> [Passage]
** START **

Setting Up Apache Airflow Celery Executor Cluster

Kuan-Chih Wang
5 min readJun 8, 2021

--

Apache airflow is one of the most common tools for routine task execution such as data ETL pipeline and workflow orchestration. When installing in production environment, scalability and high availability will probably be the top two concerns, Apache airflow Celery Executor can be the one that takes care of them both.

This post consists of step-by-step process as well as external references to establish an Airflow 2.1.0 Cluster with python version 3.7.3 on Linux CentOS 7 virtual machines. The cluster will be in the structure shows in below diagram.

Install python3.7

Step 1 — Requirements

Python installation requires the GCC compiler on your system. Login to your server and use the following command to install prerequisites packages for Python.

# yum install zlib-devel bzip2-devel openssl-devel ncurses-devel sqlite-devel readline-devel tk-devel gcc make libffi-devel wget

Step 2 — Download Python 3.7

Download Python from the Python official website by using the following command. You can also download the specific version by specifying it.

# cd /usr/src
# wget https://www.python.org/ftp/python/3.7.3/Python-3.7.3.tar.xz

Now extract the downloaded package.

# tar Jxvf Python-3.7.3.tar.xz

# cd Python-3.7.3

Step 3 — Install Python 3.7

Use below commands to compile Python source code on your system. Python installation route can be specified by changing the path using prefix.

# ./configure prefix=/usr/local/python3# make && make install

Now remove downloaded source archive file for the sake of housekeeping.

# rm /usr/src/Python-3.7.3.tar.xz

Step 4 — Check Python Version

Check the latest version of installed python.

# python3 -V

Step 5 — Set python3 as default python

Add the following statement in your bashrc file to make python3 as your default python.

alias python='/usr/local/python3/bin/python3' 
alias pip='/usr/local/python3/bin/pip3'

After putting above statement in the bashrc file, use source command to make new setting in effect.

** END **

> [Dataset content]
** START **

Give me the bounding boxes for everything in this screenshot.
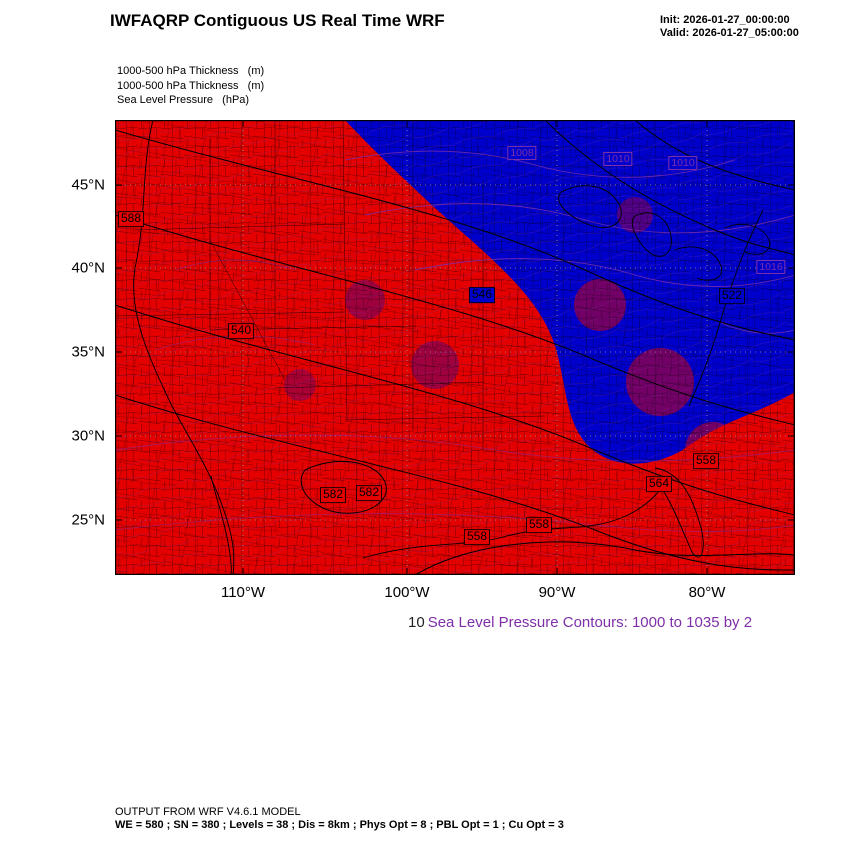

** END **

> [Stated task 1] List every numbered step heading in the Airflow tutorial.
> [Stated task 2] Reproduce the Airflow tutorial word for word from "Kuan-Chih Wang" to "packages for Python.".
The listing is separate material and is not part of the Airflow tutorial.

> [Written answer 1]
Step 1 — Requirements
Step 2 — Download Python 3.7
Step 3 — Install Python 3.7
Step 4 — Check Python Version
Step 5 — Set python3 as default python

> [Written answer 2]
Kuan-Chih Wang
5 min readJun 8, 2021

--

Apache airflow is one of the most common tools for routine task execution such as data ETL pipeline and workflow orchestration. When installing in production environment, scalability and high availability will probably be the top two concerns, Apache airflow Celery Executor can be the one that takes care of them both.

This post consists of step-by-step process as well as external references to establish an Airflow 2.1.0 Cluster with python version 3.7.3 on Linux CentOS 7 virtual machines. The cluster will be in the structure shows in below diagram.

Install python3.7

Step 1 — Requirements

Python installation requires the GCC compiler on your system. Login to your server and use the following command to install prerequisites packages for Python.